GOAL –
From the entries below, count every line that contains the word "History". Please give the number and nothing else.

EXTRACTED DATA –
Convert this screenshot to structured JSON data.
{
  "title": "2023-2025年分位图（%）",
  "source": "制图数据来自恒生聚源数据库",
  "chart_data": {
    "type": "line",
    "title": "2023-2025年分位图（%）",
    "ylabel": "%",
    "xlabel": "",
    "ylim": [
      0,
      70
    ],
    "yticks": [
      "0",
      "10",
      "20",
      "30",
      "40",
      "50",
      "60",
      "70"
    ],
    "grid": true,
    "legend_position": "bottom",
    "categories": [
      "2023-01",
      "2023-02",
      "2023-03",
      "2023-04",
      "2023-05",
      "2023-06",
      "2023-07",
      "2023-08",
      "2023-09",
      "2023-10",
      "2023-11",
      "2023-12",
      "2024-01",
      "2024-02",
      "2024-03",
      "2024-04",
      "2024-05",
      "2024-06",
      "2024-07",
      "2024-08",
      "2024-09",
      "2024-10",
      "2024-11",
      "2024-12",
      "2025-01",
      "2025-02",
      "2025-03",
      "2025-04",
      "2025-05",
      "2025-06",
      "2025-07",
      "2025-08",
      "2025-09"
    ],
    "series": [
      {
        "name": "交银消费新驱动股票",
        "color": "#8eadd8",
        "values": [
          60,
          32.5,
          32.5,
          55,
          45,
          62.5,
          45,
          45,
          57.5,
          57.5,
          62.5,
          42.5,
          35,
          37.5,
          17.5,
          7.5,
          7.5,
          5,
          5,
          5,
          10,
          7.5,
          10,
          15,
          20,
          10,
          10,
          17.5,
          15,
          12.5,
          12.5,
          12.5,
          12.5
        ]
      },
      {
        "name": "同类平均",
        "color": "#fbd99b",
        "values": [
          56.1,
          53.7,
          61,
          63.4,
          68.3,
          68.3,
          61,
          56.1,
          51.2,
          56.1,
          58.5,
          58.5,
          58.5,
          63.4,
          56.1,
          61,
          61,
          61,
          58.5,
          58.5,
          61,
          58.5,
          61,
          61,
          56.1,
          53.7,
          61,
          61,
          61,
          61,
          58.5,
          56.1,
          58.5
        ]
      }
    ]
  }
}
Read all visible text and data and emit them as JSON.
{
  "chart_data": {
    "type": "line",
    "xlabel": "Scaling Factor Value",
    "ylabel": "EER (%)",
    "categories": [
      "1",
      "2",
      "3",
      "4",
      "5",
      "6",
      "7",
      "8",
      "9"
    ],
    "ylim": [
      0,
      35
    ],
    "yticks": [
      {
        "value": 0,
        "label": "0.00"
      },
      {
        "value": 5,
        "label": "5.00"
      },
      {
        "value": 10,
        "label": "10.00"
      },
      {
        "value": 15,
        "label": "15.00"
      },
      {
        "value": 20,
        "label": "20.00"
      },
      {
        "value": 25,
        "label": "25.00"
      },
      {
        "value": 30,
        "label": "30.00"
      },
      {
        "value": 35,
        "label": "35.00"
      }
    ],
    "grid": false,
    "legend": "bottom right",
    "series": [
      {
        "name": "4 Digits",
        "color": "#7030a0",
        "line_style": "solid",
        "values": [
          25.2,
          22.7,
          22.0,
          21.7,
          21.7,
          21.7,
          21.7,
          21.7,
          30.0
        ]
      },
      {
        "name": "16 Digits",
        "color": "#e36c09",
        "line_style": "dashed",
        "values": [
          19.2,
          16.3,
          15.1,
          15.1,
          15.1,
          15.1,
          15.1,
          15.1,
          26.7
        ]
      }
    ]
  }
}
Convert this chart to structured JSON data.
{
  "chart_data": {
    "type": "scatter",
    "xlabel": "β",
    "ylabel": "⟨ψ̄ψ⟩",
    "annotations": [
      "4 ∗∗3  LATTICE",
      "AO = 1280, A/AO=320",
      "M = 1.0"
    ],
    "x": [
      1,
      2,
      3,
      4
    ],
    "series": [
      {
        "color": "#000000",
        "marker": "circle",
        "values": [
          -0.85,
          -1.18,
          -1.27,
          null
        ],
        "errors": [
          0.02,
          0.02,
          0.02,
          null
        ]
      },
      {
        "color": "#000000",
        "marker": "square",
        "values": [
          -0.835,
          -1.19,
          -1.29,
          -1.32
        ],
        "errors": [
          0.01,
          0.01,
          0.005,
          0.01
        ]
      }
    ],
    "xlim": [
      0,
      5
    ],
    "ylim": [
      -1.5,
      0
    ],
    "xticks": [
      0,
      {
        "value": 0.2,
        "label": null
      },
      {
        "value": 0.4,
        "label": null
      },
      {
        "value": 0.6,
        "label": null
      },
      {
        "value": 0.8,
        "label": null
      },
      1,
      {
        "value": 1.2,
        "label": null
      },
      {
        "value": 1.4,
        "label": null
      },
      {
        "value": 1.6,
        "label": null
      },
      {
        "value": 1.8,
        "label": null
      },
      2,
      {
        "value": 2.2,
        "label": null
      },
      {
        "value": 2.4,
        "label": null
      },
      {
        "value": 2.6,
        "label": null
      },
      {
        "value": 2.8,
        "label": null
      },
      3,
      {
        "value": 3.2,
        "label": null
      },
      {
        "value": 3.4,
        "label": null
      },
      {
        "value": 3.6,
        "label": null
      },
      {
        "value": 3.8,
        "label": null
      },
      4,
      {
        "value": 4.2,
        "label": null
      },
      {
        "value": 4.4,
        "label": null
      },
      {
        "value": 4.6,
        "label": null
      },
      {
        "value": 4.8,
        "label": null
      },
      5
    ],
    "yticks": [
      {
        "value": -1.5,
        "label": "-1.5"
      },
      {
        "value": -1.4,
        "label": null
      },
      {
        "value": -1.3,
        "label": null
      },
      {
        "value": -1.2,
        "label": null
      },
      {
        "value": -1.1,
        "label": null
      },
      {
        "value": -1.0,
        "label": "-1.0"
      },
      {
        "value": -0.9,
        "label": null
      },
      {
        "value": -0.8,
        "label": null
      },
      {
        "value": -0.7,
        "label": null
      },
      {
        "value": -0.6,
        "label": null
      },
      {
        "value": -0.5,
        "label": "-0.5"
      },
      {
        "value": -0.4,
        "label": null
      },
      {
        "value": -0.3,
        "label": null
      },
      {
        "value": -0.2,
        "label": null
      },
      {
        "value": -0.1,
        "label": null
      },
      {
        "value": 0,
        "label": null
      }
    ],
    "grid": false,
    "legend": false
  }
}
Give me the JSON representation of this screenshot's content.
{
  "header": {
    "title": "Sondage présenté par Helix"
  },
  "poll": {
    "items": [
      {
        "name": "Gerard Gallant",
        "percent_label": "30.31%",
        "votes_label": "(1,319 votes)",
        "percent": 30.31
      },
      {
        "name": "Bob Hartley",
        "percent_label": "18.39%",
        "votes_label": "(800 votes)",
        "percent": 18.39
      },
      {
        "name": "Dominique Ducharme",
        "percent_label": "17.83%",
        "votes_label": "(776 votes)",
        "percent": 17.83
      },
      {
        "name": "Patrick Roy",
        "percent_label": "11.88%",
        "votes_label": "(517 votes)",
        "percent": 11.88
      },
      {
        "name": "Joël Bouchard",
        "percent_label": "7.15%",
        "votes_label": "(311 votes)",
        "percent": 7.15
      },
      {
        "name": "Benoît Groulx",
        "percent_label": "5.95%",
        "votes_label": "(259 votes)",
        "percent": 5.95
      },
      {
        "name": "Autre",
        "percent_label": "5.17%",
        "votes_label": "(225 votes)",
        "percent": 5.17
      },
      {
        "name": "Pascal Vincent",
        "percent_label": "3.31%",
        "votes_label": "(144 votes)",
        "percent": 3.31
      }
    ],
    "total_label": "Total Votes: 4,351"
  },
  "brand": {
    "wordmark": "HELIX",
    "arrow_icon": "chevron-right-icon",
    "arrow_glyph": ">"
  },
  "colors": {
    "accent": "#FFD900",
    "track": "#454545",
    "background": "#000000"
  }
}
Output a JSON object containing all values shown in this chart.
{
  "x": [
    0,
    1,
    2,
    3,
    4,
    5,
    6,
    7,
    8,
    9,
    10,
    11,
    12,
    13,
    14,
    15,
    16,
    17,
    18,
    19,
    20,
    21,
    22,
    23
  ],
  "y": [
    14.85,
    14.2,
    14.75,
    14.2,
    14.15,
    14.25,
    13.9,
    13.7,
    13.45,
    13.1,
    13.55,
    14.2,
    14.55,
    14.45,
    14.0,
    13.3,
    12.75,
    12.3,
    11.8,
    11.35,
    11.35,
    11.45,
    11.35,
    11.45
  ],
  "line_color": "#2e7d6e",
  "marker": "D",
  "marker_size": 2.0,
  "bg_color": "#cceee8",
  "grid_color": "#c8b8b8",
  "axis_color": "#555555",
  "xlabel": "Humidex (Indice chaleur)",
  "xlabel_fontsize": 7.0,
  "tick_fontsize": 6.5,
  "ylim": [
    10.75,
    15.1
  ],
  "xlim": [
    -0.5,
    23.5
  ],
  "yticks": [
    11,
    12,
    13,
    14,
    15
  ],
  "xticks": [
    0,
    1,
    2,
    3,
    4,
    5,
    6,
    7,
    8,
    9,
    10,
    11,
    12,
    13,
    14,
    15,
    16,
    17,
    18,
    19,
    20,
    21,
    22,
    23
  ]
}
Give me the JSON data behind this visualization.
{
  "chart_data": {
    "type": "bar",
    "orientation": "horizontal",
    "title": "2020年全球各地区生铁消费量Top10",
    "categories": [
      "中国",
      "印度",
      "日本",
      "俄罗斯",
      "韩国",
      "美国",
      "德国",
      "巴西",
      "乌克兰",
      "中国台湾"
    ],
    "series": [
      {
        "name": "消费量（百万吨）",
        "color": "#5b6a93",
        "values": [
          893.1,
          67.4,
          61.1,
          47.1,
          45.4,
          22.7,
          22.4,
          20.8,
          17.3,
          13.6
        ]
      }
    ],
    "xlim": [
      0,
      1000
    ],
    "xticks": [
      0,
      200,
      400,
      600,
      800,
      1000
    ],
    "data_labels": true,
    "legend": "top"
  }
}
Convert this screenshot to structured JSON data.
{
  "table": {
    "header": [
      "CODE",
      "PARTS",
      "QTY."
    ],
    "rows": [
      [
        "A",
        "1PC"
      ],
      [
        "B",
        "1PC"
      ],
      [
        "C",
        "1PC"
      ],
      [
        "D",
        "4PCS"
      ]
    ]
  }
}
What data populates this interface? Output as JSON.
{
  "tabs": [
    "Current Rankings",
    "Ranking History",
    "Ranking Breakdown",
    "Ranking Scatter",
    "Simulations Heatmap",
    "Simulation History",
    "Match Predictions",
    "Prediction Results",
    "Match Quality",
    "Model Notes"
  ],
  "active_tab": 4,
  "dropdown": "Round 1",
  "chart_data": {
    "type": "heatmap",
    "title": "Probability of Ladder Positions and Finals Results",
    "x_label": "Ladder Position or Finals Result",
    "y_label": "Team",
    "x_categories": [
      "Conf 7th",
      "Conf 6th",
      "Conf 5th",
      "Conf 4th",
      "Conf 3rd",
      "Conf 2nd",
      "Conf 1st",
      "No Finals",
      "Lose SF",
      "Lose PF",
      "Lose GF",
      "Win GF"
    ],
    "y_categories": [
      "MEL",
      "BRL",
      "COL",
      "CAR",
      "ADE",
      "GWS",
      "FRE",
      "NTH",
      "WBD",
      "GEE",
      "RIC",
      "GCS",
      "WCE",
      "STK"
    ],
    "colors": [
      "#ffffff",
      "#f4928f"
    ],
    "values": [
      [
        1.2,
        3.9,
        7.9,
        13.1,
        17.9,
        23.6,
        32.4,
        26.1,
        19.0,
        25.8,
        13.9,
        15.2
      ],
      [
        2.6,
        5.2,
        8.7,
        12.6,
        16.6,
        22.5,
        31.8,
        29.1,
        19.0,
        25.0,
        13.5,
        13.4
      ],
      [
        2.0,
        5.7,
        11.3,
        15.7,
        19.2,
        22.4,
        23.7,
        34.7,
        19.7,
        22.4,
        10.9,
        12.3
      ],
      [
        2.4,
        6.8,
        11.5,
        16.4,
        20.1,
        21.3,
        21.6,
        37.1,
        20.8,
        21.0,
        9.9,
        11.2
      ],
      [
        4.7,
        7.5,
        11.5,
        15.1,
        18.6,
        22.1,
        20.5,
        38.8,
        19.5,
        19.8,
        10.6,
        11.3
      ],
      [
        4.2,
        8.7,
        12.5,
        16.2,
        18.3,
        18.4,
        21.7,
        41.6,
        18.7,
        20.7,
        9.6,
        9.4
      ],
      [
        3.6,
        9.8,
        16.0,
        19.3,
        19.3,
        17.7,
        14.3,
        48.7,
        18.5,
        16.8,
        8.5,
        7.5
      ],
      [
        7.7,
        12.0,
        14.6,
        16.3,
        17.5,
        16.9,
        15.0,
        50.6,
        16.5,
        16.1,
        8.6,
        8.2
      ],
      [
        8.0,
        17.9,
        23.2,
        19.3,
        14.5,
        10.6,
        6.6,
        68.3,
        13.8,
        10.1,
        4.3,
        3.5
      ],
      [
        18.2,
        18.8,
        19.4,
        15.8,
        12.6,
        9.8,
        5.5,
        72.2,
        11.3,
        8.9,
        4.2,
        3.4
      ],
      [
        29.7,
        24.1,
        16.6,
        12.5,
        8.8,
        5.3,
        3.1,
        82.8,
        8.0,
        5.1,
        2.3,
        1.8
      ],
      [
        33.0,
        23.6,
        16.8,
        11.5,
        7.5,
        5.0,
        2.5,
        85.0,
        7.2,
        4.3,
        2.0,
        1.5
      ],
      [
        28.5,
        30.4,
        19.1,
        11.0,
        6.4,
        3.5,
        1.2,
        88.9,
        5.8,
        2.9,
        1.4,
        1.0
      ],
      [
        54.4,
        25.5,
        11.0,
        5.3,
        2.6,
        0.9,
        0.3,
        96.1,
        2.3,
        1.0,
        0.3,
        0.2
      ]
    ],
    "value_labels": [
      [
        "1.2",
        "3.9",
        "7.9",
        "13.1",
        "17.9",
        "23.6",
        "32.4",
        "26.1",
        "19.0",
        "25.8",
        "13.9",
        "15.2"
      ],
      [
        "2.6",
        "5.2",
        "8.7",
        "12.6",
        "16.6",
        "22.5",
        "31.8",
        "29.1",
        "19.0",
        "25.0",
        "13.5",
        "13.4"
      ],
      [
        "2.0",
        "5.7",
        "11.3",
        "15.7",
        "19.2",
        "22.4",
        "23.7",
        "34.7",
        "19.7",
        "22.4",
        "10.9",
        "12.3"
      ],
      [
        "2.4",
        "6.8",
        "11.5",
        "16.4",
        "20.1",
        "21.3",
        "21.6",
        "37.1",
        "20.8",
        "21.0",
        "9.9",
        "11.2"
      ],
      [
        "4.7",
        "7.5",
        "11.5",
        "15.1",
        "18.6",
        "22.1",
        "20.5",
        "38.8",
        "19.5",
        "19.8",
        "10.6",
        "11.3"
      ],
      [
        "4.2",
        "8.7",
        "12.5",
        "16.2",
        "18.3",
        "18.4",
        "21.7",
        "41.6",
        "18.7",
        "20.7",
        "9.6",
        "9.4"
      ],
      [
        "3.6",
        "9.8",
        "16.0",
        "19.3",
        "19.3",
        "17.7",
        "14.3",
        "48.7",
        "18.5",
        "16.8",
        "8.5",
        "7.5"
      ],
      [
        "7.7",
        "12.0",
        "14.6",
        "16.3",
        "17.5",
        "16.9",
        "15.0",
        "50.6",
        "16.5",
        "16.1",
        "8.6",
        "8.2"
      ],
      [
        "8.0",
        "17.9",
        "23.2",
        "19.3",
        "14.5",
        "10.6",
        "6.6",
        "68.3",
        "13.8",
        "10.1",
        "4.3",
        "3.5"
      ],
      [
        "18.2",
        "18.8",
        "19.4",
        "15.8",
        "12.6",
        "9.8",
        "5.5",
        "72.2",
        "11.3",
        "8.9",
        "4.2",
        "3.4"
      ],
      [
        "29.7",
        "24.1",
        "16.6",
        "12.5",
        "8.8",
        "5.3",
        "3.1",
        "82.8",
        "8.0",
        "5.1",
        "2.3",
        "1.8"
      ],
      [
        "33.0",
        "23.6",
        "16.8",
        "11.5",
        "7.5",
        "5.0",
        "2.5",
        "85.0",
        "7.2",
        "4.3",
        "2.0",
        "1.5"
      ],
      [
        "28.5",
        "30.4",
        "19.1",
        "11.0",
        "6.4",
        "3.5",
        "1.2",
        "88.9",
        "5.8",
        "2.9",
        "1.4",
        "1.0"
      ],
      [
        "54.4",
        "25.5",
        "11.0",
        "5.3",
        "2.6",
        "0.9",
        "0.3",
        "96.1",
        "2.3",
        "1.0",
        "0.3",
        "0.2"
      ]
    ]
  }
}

WRITTEN SOLUTION –
2